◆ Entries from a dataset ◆
—————

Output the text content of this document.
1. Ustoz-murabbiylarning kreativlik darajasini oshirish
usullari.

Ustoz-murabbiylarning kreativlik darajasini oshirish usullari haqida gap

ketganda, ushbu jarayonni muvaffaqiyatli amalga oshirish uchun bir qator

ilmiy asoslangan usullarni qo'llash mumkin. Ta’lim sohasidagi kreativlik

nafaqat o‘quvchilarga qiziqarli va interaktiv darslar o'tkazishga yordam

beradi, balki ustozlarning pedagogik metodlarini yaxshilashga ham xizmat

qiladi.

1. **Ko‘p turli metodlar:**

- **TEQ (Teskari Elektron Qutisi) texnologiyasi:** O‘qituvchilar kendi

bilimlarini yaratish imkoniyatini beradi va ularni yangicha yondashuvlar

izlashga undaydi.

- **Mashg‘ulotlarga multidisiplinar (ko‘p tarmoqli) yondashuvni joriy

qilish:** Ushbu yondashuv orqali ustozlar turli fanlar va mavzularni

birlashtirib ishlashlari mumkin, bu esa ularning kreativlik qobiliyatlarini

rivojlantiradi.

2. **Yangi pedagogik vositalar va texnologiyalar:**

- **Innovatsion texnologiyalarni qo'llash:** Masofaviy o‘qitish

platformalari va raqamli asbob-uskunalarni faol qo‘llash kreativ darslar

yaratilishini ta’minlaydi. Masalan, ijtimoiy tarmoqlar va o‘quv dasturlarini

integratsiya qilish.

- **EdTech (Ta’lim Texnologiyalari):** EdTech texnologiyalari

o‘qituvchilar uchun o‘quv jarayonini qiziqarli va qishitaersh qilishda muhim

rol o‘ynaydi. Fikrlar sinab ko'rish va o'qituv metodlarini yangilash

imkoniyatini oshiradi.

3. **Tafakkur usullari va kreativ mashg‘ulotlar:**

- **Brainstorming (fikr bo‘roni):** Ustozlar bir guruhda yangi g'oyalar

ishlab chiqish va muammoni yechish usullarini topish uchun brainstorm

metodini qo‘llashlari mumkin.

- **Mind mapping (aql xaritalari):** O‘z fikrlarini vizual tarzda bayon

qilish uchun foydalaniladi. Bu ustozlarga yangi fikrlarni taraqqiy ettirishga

—————

Your task is to repeat the data exactly; please include every line.

Output the text content of this document.
1. Ustoz-murabbiylarning kreativlik darajasini oshirish
usullari.

Ustoz-murabbiylarning kreativlik darajasini oshirish usullari haqida gap

ketganda, ushbu jarayonni muvaffaqiyatli amalga oshirish uchun bir qator

ilmiy asoslangan usullarni qo'llash mumkin. Ta’lim sohasidagi kreativlik

nafaqat o‘quvchilarga qiziqarli va interaktiv darslar o'tkazishga yordam

beradi, balki ustozlarning pedagogik metodlarini yaxshilashga ham xizmat

qiladi.

1. **Ko‘p turli metodlar:**

- **TEQ (Teskari Elektron Qutisi) texnologiyasi:** O‘qituvchilar kendi

bilimlarini yaratish imkoniyatini beradi va ularni yangicha yondashuvlar

izlashga undaydi.

- **Mashg‘ulotlarga multidisiplinar (ko‘p tarmoqli) yondashuvni joriy

qilish:** Ushbu yondashuv orqali ustozlar turli fanlar va mavzularni

birlashtirib ishlashlari mumkin, bu esa ularning kreativlik qobiliyatlarini

rivojlantiradi.

2. **Yangi pedagogik vositalar va texnologiyalar:**

- **Innovatsion texnologiyalarni qo'llash:** Masofaviy o‘qitish

platformalari va raqamli asbob-uskunalarni faol qo‘llash kreativ darslar

yaratilishini ta’minlaydi. Masalan, ijtimoiy tarmoqlar va o‘quv dasturlarini

integratsiya qilish.

- **EdTech (Ta’lim Texnologiyalari):** EdTech texnologiyalari

o‘qituvchilar uchun o‘quv jarayonini qiziqarli va qishitaersh qilishda muhim

rol o‘ynaydi. Fikrlar sinab ko'rish va o'qituv metodlarini yangilash

imkoniyatini oshiradi.

3. **Tafakkur usullari va kreativ mashg‘ulotlar:**

- **Brainstorming (fikr bo‘roni):** Ustozlar bir guruhda yangi g'oyalar

ishlab chiqish va muammoni yechish usullarini topish uchun brainstorm

metodini qo‘llashlari mumkin.

- **Mind mapping (aql xaritalari):** O‘z fikrlarini vizual tarzda bayon

qilish uchun foydalaniladi. Bu ustozlarga yangi fikrlarni taraqqiy ettirishga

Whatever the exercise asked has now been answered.